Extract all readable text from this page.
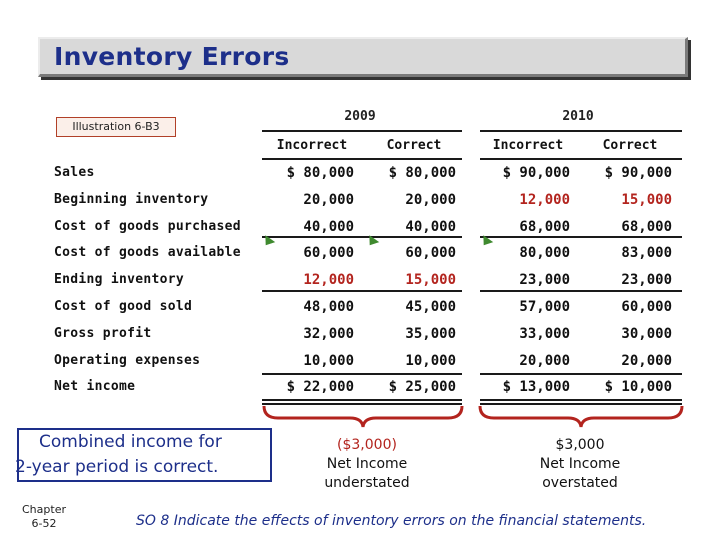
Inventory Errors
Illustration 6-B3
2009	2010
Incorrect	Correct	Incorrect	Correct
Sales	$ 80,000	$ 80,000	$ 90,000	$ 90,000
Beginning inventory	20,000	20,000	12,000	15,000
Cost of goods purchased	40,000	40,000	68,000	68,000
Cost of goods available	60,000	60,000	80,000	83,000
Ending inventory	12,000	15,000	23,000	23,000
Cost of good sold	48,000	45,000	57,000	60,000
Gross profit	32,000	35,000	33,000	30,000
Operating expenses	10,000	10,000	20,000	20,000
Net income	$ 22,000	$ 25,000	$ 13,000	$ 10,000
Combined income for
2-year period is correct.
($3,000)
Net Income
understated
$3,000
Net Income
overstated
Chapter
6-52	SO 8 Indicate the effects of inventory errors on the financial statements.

> Given exercise:
Without including any pictures, output all the entries above exactly.

> Reply:
Extract all readable text from this page.
Inventory Errors
Illustration 6-B3
2009	2010
Incorrect	Correct	Incorrect	Correct
Sales	$ 80,000	$ 80,000	$ 90,000	$ 90,000
Beginning inventory	20,000	20,000	12,000	15,000
Cost of goods purchased	40,000	40,000	68,000	68,000
Cost of goods available	60,000	60,000	80,000	83,000
Ending inventory	12,000	15,000	23,000	23,000
Cost of good sold	48,000	45,000	57,000	60,000
Gross profit	32,000	35,000	33,000	30,000
Operating expenses	10,000	10,000	20,000	20,000
Net income	$ 22,000	$ 25,000	$ 13,000	$ 10,000
Combined income for
2-year period is correct.
($3,000)
Net Income
understated
$3,000
Net Income
overstated
Chapter
6-52	SO 8 Indicate the effects of inventory errors on the financial statements.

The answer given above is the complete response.